What you need to do -> Show every line in the records below that contains the word "解释或结论".

═════ Extracted entries ═════

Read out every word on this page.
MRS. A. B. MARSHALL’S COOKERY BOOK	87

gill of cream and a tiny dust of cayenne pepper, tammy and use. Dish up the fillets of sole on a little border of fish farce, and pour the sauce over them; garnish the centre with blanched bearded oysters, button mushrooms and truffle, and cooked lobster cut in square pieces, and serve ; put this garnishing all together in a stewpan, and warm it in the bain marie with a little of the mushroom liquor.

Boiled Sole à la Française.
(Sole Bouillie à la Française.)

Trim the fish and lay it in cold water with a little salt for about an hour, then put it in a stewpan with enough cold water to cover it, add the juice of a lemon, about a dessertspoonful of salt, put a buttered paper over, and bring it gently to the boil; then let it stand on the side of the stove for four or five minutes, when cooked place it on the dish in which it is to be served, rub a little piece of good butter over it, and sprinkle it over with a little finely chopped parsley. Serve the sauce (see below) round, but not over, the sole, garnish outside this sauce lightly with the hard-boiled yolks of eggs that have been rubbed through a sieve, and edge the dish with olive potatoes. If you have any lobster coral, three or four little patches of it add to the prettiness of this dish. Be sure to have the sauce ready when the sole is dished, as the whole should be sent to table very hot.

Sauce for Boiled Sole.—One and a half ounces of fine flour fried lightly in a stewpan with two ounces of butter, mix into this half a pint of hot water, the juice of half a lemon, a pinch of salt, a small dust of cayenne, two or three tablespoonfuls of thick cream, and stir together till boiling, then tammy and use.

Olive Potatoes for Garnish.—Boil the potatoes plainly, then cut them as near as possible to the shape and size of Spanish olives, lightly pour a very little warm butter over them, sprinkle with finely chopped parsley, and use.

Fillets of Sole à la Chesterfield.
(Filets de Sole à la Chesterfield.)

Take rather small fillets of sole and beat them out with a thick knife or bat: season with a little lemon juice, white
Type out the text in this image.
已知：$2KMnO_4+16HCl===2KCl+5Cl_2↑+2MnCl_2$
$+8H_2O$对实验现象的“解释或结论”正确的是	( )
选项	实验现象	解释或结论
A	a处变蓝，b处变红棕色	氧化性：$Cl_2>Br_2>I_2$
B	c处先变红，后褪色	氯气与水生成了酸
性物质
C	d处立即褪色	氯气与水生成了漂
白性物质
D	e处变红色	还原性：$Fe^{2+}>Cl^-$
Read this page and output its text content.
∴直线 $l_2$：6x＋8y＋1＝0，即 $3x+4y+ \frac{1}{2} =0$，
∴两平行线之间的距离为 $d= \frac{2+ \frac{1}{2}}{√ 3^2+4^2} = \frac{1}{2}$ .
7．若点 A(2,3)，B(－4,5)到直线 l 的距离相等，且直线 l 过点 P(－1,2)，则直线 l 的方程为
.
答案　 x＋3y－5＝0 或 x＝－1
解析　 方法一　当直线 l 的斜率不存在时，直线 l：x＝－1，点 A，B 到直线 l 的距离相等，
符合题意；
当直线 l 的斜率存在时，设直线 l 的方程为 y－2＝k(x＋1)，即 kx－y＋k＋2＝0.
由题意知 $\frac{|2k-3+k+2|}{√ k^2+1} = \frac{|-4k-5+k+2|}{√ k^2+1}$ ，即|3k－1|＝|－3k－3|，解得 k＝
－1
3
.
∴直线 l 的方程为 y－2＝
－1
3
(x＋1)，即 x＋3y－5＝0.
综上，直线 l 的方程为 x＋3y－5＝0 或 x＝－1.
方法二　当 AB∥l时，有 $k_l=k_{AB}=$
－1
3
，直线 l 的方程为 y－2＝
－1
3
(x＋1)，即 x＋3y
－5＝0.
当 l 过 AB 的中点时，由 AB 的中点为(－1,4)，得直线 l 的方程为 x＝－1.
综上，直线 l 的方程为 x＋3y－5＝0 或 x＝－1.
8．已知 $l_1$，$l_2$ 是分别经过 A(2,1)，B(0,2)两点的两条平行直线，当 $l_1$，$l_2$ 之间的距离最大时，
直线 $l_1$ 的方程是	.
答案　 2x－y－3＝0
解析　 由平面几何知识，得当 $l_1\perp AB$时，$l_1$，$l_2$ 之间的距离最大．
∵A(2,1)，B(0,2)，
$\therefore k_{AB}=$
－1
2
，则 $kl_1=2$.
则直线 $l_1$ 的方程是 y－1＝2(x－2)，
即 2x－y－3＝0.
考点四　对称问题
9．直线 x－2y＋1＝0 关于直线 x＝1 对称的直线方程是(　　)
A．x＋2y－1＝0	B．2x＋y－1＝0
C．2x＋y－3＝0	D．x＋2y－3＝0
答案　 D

═════

Output of the task ->
$+8H_2O$对实验现象的“解释或结论”正确的是	( )
选项	实验现象	解释或结论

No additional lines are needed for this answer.